## SUPPLIED INFORMATION
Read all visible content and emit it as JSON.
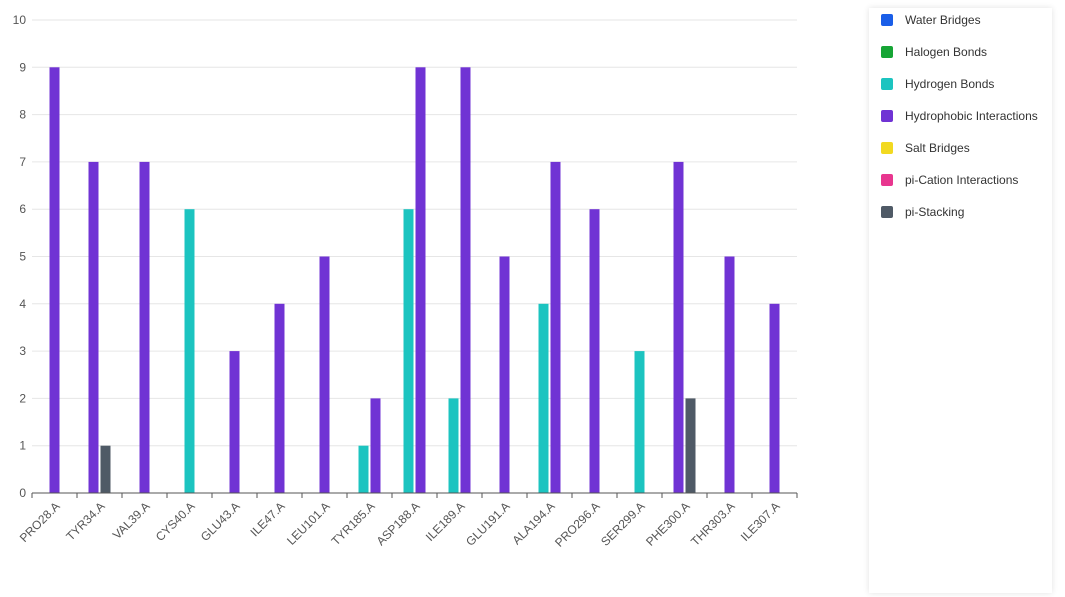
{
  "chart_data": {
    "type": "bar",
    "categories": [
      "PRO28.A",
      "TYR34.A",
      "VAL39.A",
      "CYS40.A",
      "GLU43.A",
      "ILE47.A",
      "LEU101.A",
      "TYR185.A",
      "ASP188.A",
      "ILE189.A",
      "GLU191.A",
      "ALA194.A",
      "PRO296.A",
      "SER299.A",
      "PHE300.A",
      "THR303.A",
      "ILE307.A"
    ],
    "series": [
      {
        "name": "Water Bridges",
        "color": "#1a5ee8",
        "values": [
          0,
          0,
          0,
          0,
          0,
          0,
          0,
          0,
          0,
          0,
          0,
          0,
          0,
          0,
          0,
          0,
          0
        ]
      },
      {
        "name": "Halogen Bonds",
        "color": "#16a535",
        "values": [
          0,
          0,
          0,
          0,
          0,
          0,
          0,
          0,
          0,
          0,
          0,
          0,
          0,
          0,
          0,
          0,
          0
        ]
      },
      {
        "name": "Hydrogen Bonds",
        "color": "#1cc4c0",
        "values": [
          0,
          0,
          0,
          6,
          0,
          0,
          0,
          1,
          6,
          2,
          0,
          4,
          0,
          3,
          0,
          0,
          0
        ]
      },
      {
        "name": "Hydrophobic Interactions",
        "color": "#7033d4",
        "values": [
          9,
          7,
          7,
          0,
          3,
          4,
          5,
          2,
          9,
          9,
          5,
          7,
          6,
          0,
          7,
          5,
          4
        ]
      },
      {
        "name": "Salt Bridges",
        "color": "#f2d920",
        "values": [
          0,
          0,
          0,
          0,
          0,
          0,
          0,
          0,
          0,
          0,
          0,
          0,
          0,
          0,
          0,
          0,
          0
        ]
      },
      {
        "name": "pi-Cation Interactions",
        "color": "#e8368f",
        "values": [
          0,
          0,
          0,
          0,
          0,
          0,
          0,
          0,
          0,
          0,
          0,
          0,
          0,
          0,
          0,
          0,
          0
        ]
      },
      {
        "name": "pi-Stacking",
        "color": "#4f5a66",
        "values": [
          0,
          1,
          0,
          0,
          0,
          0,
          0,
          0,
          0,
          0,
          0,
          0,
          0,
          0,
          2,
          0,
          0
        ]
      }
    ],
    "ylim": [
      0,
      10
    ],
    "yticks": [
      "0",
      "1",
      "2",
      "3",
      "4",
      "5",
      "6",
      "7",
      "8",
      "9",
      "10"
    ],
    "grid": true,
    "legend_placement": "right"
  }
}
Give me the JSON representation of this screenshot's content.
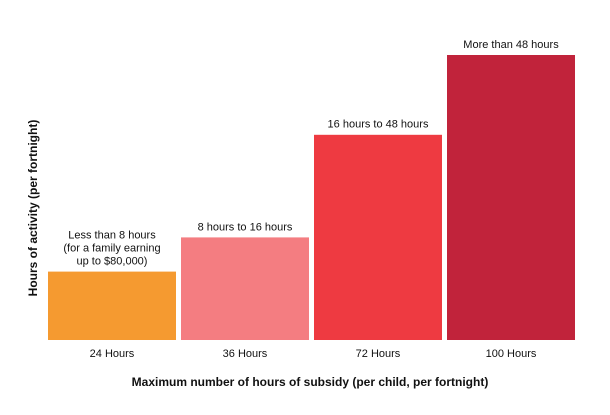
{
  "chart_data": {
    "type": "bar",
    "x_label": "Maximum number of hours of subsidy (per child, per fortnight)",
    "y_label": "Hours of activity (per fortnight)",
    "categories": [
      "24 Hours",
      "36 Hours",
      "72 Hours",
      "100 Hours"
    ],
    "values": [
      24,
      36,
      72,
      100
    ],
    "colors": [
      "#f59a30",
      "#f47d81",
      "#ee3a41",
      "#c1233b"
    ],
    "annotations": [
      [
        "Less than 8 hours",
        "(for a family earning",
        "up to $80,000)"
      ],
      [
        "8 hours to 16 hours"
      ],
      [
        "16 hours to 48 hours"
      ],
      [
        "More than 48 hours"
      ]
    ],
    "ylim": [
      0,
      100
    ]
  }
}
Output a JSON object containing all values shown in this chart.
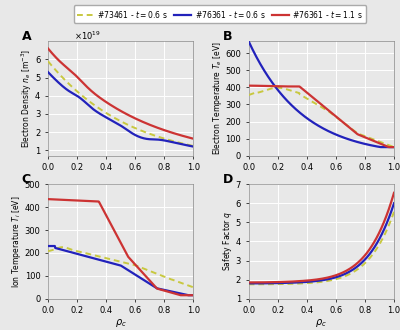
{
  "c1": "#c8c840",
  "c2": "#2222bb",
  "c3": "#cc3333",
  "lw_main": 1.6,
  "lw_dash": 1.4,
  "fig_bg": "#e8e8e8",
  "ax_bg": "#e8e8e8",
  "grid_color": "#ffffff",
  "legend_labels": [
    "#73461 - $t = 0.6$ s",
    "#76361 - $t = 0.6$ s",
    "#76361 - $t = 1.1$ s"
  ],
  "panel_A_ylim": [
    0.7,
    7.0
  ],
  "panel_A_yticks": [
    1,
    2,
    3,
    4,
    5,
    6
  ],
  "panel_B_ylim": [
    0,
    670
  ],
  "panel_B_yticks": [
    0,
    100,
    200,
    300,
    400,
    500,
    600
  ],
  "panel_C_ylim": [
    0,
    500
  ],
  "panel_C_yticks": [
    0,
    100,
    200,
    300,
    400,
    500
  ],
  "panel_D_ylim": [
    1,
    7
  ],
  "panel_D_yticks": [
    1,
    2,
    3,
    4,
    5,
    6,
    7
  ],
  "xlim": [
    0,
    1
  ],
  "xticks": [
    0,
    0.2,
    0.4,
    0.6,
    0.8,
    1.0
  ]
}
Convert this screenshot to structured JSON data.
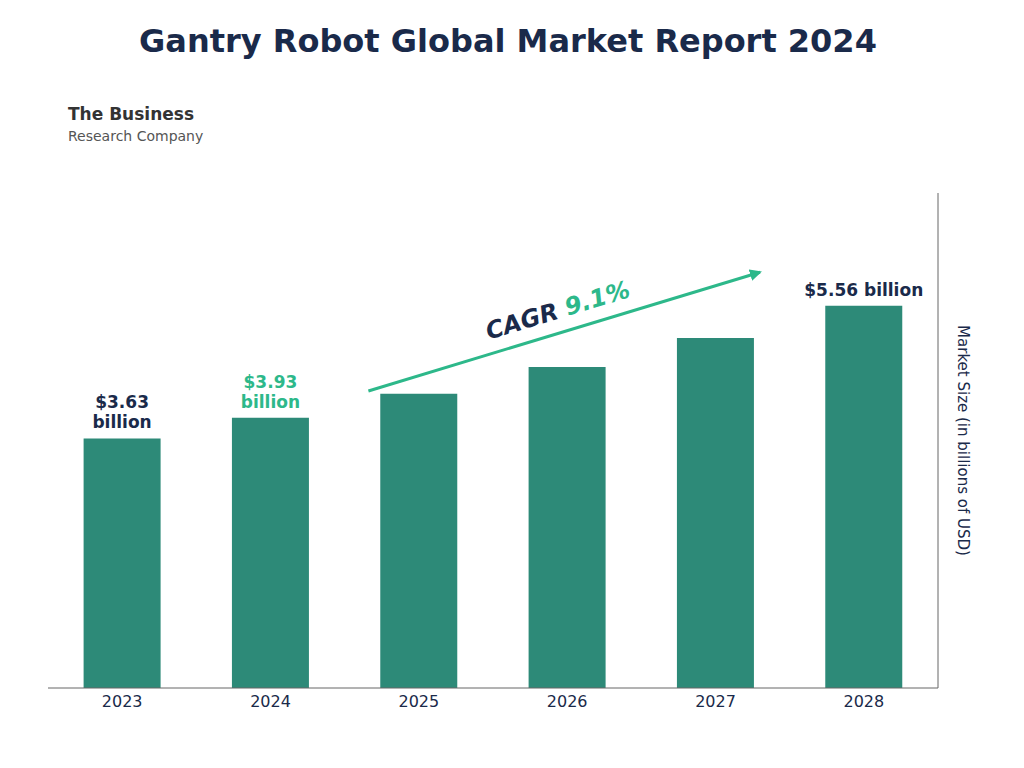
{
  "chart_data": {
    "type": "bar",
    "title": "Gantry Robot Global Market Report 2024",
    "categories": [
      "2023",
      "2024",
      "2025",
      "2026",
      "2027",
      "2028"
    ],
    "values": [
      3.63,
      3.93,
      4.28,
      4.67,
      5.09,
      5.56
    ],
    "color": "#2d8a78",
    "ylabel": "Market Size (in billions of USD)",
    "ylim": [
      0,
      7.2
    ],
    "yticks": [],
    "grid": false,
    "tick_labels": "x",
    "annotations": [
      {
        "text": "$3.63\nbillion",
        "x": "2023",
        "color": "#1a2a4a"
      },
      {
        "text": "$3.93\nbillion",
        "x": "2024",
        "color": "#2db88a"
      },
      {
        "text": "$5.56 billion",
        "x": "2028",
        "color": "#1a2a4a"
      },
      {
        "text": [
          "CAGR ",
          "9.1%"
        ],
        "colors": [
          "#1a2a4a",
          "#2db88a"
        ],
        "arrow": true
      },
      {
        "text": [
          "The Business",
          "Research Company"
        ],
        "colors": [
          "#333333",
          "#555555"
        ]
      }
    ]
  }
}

## DO THIS
Make an exact copy of all entries above, dropping the images.

## COMPLETE RESPONSE
Read all visible content and emit it as JSON.
{
  "chart_data": {
    "type": "bar",
    "categories": [
      "PRO28.A",
      "TYR34.A",
      "VAL39.A",
      "CYS40.A",
      "GLU43.A",
      "ILE47.A",
      "LEU101.A",
      "TYR185.A",
      "ASP188.A",
      "ILE189.A",
      "GLU191.A",
      "ALA194.A",
      "PRO296.A",
      "SER299.A",
      "PHE300.A",
      "THR303.A",
      "ILE307.A"
    ],
    "series": [
      {
        "name": "Water Bridges",
        "color": "#1a5ee8",
        "values": [
          0,
          0,
          0,
          0,
          0,
          0,
          0,
          0,
          0,
          0,
          0,
          0,
          0,
          0,
          0,
          0,
          0
        ]
      },
      {
        "name": "Halogen Bonds",
        "color": "#16a535",
        "values": [
          0,
          0,
          0,
          0,
          0,
          0,
          0,
          0,
          0,
          0,
          0,
          0,
          0,
          0,
          0,
          0,
          0
        ]
      },
      {
        "name": "Hydrogen Bonds",
        "color": "#1cc4c0",
        "values": [
          0,
          0,
          0,
          6,
          0,
          0,
          0,
          1,
          6,
          2,
          0,
          4,
          0,
          3,
          0,
          0,
          0
        ]
      },
      {
        "name": "Hydrophobic Interactions",
        "color": "#7033d4",
        "values": [
          9,
          7,
          7,
          0,
          3,
          4,
          5,
          2,
          9,
          9,
          5,
          7,
          6,
          0,
          7,
          5,
          4
        ]
      },
      {
        "name": "Salt Bridges",
        "color": "#f2d920",
        "values": [
          0,
          0,
          0,
          0,
          0,
          0,
          0,
          0,
          0,
          0,
          0,
          0,
          0,
          0,
          0,
          0,
          0
        ]
      },
      {
        "name": "pi-Cation Interactions",
        "color": "#e8368f",
        "values": [
          0,
          0,
          0,
          0,
          0,
          0,
          0,
          0,
          0,
          0,
          0,
          0,
          0,
          0,
          0,
          0,
          0
        ]
      },
      {
        "name": "pi-Stacking",
        "color": "#4f5a66",
        "values": [
          0,
          1,
          0,
          0,
          0,
          0,
          0,
          0,
          0,
          0,
          0,
          0,
          0,
          0,
          2,
          0,
          0
        ]
      }
    ],
    "ylim": [
      0,
      10
    ],
    "yticks": [
      "0",
      "1",
      "2",
      "3",
      "4",
      "5",
      "6",
      "7",
      "8",
      "9",
      "10"
    ],
    "grid": true,
    "legend_placement": "right"
  }
}
Give me the JSON representation of this screenshot's content.
{
  "chart_data": {
    "type": "bar",
    "x_label": "Maximum number of hours of subsidy (per child, per fortnight)",
    "y_label": "Hours of activity (per fortnight)",
    "categories": [
      "24 Hours",
      "36 Hours",
      "72 Hours",
      "100 Hours"
    ],
    "values": [
      24,
      36,
      72,
      100
    ],
    "colors": [
      "#f59a30",
      "#f47d81",
      "#ee3a41",
      "#c1233b"
    ],
    "annotations": [
      [
        "Less than 8 hours",
        "(for a family earning",
        "up to $80,000)"
      ],
      [
        "8 hours to 16 hours"
      ],
      [
        "16 hours to 48 hours"
      ],
      [
        "More than 48 hours"
      ]
    ],
    "ylim": [
      0,
      100
    ]
  }
}
Output a JSON object containing all values shown in this chart.
{
  "c1": "#c8c840",
  "c2": "#2222bb",
  "c3": "#cc3333",
  "lw_main": 1.6,
  "lw_dash": 1.4,
  "fig_bg": "#e8e8e8",
  "ax_bg": "#e8e8e8",
  "grid_color": "#ffffff",
  "legend_labels": [
    "#73461 - $t = 0.6$ s",
    "#76361 - $t = 0.6$ s",
    "#76361 - $t = 1.1$ s"
  ],
  "panel_A_ylim": [
    0.7,
    7.0
  ],
  "panel_A_yticks": [
    1,
    2,
    3,
    4,
    5,
    6
  ],
  "panel_B_ylim": [
    0,
    670
  ],
  "panel_B_yticks": [
    0,
    100,
    200,
    300,
    400,
    500,
    600
  ],
  "panel_C_ylim": [
    0,
    500
  ],
  "panel_C_yticks": [
    0,
    100,
    200,
    300,
    400,
    500
  ],
  "panel_D_ylim": [
    1,
    7
  ],
  "panel_D_yticks": [
    1,
    2,
    3,
    4,
    5,
    6,
    7
  ],
  "xlim": [
    0,
    1
  ],
  "xticks": [
    0,
    0.2,
    0.4,
    0.6,
    0.8,
    1.0
  ]
}
Convert this screenshot to structured JSON data.
{
  "chart_data": {
    "type": "bar",
    "title": "Gantry Robot Global Market Report 2024",
    "categories": [
      "2023",
      "2024",
      "2025",
      "2026",
      "2027",
      "2028"
    ],
    "values": [
      3.63,
      3.93,
      4.28,
      4.67,
      5.09,
      5.56
    ],
    "color": "#2d8a78",
    "ylabel": "Market Size (in billions of USD)",
    "ylim": [
      0,
      7.2
    ],
    "yticks": [],
    "grid": false,
    "tick_labels": "x",
    "annotations": [
      {
        "text": "$3.63\nbillion",
        "x": "2023",
        "color": "#1a2a4a"
      },
      {
        "text": "$3.93\nbillion",
        "x": "2024",
        "color": "#2db88a"
      },
      {
        "text": "$5.56 billion",
        "x": "2028",
        "color": "#1a2a4a"
      },
      {
        "text": [
          "CAGR ",
          "9.1%"
        ],
        "colors": [
          "#1a2a4a",
          "#2db88a"
        ],
        "arrow": true
      },
      {
        "text": [
          "The Business",
          "Research Company"
        ],
        "colors": [
          "#333333",
          "#555555"
        ]
      }
    ]
  }
}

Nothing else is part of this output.